*Exercise prompt*. Every record here needs to be written out again exactly.

Items from a dataset:
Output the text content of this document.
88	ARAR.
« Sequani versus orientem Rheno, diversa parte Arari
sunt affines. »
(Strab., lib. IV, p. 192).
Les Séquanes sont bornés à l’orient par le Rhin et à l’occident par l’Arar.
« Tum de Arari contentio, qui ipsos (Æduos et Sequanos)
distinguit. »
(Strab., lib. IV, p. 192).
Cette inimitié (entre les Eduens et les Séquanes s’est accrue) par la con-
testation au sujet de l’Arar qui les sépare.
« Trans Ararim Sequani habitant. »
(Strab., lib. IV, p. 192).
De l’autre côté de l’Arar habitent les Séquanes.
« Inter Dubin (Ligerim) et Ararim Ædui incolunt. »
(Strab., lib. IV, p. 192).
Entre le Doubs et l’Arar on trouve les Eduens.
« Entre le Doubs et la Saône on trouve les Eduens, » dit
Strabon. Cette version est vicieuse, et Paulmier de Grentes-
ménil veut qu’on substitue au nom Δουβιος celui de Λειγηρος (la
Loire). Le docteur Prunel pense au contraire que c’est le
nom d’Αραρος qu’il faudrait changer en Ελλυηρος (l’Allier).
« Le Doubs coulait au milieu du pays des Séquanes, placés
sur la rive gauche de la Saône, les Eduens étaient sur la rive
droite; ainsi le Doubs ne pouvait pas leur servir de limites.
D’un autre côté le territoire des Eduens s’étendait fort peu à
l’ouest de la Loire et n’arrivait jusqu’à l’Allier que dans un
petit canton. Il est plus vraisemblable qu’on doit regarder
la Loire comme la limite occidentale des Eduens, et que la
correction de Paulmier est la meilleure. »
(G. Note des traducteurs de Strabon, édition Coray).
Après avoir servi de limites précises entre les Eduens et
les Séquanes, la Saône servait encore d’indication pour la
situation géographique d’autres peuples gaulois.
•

*Complete output*.
Output the text content of this document.
88	ARAR.
« Sequani versus orientem Rheno, diversa parte Arari
sunt affines. »
(Strab., lib. IV, p. 192).
Les Séquanes sont bornés à l’orient par le Rhin et à l’occident par l’Arar.
« Tum de Arari contentio, qui ipsos (Æduos et Sequanos)
distinguit. »
(Strab., lib. IV, p. 192).
Cette inimitié (entre les Eduens et les Séquanes s’est accrue) par la con-
testation au sujet de l’Arar qui les sépare.
« Trans Ararim Sequani habitant. »
(Strab., lib. IV, p. 192).
De l’autre côté de l’Arar habitent les Séquanes.
« Inter Dubin (Ligerim) et Ararim Ædui incolunt. »
(Strab., lib. IV, p. 192).
Entre le Doubs et l’Arar on trouve les Eduens.
« Entre le Doubs et la Saône on trouve les Eduens, » dit
Strabon. Cette version est vicieuse, et Paulmier de Grentes-
ménil veut qu’on substitue au nom Δουβιος celui de Λειγηρος (la
Loire). Le docteur Prunel pense au contraire que c’est le
nom d’Αραρος qu’il faudrait changer en Ελλυηρος (l’Allier).
« Le Doubs coulait au milieu du pays des Séquanes, placés
sur la rive gauche de la Saône, les Eduens étaient sur la rive
droite; ainsi le Doubs ne pouvait pas leur servir de limites.
D’un autre côté le territoire des Eduens s’étendait fort peu à
l’ouest de la Loire et n’arrivait jusqu’à l’Allier que dans un
petit canton. Il est plus vraisemblable qu’on doit regarder
la Loire comme la limite occidentale des Eduens, et que la
correction de Paulmier est la meilleure. »
(G. Note des traducteurs de Strabon, édition Coray).
Après avoir servi de limites précises entre les Eduens et
les Séquanes, la Saône servait encore d’indication pour la
situation géographique d’autres peuples gaulois.
•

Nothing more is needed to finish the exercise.